The request
Give a count of the lines below that have the string "результативности" in them, with no other words.

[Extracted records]
--- start ---
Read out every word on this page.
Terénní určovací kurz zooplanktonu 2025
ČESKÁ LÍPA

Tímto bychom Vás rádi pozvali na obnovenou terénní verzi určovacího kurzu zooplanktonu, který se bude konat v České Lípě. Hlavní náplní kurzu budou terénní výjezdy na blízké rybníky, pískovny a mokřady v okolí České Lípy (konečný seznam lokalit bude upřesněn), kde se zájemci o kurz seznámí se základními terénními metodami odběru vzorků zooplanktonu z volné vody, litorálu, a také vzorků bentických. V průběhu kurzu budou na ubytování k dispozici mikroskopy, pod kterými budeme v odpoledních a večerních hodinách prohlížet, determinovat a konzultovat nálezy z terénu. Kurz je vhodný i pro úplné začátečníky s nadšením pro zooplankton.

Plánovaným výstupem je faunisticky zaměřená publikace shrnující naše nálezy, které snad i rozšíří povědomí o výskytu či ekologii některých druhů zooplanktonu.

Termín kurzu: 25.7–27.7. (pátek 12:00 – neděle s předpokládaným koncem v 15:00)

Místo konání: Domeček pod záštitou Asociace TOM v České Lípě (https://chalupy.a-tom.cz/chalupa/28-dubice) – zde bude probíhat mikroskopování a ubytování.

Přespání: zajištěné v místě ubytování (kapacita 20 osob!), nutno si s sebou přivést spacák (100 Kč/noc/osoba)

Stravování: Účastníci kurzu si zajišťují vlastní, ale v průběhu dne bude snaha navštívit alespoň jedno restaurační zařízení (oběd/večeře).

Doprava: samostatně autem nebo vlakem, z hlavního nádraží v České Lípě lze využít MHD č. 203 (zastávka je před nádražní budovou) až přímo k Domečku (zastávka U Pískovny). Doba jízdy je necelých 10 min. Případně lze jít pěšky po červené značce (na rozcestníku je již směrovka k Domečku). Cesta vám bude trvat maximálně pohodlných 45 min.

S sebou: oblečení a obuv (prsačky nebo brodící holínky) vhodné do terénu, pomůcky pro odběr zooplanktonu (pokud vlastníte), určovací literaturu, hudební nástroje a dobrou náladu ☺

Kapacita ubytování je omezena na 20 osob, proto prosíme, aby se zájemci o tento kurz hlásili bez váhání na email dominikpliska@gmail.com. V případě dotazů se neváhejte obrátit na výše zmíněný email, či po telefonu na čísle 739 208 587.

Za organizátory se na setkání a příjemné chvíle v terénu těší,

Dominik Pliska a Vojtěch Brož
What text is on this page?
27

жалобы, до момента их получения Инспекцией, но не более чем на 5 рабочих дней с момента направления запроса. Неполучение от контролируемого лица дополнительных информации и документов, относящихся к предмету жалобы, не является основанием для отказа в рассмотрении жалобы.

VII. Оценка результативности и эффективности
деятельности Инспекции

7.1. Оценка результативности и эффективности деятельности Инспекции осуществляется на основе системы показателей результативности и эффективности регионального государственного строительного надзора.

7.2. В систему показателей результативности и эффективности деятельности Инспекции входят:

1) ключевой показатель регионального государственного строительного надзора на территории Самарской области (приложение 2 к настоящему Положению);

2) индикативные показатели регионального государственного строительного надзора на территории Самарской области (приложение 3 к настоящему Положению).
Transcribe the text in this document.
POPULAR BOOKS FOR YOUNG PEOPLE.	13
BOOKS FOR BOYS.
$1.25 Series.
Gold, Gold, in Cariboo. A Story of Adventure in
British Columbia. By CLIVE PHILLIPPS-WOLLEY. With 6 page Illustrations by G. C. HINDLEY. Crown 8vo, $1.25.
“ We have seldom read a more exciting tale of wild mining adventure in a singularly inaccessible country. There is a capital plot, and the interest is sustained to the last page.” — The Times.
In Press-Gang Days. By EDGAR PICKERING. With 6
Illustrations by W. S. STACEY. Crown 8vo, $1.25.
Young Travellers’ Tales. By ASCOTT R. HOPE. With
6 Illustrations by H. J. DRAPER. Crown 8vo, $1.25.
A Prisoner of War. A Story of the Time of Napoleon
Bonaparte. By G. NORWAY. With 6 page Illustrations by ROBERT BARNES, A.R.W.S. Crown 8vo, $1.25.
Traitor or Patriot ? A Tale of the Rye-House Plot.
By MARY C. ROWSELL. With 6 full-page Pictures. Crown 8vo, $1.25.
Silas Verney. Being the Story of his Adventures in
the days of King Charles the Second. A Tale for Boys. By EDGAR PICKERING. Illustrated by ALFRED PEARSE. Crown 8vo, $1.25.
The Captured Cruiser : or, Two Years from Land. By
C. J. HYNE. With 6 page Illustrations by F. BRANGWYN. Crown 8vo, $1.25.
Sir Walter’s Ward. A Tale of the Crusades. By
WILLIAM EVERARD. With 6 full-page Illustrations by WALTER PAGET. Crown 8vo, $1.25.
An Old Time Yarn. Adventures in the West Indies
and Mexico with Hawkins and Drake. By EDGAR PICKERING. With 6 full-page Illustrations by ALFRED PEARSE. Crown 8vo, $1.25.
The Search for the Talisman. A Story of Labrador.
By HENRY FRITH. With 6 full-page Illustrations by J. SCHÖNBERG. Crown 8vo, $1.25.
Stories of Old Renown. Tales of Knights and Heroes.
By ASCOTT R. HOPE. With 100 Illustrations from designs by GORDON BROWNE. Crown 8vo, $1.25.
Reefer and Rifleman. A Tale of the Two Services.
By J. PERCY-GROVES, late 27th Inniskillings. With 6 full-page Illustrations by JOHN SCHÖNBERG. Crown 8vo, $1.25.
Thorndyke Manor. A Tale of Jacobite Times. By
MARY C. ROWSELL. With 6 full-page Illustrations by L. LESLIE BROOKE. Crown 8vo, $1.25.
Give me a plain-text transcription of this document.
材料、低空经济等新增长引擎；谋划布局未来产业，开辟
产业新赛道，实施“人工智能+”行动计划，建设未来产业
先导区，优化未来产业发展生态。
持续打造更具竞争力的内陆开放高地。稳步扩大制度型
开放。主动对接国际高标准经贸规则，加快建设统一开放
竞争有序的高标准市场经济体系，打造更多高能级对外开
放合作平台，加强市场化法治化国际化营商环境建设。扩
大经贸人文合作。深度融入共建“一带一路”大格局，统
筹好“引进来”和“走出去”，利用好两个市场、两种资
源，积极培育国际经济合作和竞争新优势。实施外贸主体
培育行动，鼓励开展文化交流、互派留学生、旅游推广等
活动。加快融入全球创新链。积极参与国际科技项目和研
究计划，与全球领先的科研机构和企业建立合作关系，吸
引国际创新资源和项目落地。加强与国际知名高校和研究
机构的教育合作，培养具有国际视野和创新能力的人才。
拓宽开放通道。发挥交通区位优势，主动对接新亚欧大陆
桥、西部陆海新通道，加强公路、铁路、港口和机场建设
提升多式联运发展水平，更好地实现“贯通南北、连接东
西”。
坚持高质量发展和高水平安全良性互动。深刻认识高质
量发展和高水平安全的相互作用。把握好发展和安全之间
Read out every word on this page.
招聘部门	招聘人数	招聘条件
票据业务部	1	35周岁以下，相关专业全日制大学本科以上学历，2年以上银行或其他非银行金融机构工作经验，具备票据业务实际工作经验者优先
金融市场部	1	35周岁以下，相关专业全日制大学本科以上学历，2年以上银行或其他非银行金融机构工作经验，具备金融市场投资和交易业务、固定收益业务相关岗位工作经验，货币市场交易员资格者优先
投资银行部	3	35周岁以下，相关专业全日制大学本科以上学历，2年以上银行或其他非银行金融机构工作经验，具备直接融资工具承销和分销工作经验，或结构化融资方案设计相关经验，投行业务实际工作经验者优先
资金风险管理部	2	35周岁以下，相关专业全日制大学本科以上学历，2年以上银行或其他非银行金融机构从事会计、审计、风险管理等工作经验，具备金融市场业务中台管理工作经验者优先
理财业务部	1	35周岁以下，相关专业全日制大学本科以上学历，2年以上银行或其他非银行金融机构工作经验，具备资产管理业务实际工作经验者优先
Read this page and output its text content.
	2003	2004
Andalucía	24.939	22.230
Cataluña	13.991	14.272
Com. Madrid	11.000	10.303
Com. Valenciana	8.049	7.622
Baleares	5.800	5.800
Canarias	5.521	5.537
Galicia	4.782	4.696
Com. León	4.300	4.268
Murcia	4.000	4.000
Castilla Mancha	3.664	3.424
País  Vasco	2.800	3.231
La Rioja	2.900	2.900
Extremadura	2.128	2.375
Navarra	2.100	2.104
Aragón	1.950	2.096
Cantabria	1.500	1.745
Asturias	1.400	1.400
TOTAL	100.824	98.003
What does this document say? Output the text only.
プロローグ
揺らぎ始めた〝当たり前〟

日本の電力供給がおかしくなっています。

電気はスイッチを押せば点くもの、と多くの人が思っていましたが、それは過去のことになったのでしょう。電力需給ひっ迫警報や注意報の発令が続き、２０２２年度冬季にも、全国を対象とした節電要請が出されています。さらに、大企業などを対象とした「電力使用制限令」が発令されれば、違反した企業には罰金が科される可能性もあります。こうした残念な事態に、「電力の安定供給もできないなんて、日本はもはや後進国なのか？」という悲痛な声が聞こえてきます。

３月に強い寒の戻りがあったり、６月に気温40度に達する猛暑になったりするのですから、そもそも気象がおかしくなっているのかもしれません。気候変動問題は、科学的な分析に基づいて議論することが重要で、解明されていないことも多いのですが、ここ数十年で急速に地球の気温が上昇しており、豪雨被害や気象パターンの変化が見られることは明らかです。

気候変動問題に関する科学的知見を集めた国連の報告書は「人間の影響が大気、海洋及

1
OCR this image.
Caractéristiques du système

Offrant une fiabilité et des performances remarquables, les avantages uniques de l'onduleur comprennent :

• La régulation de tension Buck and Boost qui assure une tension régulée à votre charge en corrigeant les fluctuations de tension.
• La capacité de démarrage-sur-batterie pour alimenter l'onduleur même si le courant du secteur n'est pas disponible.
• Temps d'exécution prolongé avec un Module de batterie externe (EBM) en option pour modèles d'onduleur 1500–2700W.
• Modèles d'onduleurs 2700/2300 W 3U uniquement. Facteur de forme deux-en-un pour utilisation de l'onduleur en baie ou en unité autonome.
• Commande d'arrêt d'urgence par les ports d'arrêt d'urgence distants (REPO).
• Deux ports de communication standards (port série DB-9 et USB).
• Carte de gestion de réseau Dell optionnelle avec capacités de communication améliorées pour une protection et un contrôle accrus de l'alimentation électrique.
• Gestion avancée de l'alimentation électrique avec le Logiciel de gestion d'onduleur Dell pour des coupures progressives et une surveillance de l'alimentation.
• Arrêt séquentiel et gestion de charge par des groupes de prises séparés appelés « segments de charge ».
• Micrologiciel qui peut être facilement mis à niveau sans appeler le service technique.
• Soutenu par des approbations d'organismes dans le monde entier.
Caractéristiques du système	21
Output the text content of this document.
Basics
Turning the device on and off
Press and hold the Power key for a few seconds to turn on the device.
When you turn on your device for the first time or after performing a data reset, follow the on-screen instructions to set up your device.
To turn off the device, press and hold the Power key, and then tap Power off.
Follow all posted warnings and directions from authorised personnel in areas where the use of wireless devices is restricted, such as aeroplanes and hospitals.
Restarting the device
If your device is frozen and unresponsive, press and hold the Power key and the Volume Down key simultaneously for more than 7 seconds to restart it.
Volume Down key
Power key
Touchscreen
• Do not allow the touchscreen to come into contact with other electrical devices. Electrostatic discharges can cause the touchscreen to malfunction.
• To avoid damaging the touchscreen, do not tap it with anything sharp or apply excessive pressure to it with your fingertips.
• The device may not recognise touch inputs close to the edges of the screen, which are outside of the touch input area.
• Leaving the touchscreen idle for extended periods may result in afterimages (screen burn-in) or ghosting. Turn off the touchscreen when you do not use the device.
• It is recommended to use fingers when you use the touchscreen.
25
--- end ---
Finished answer
3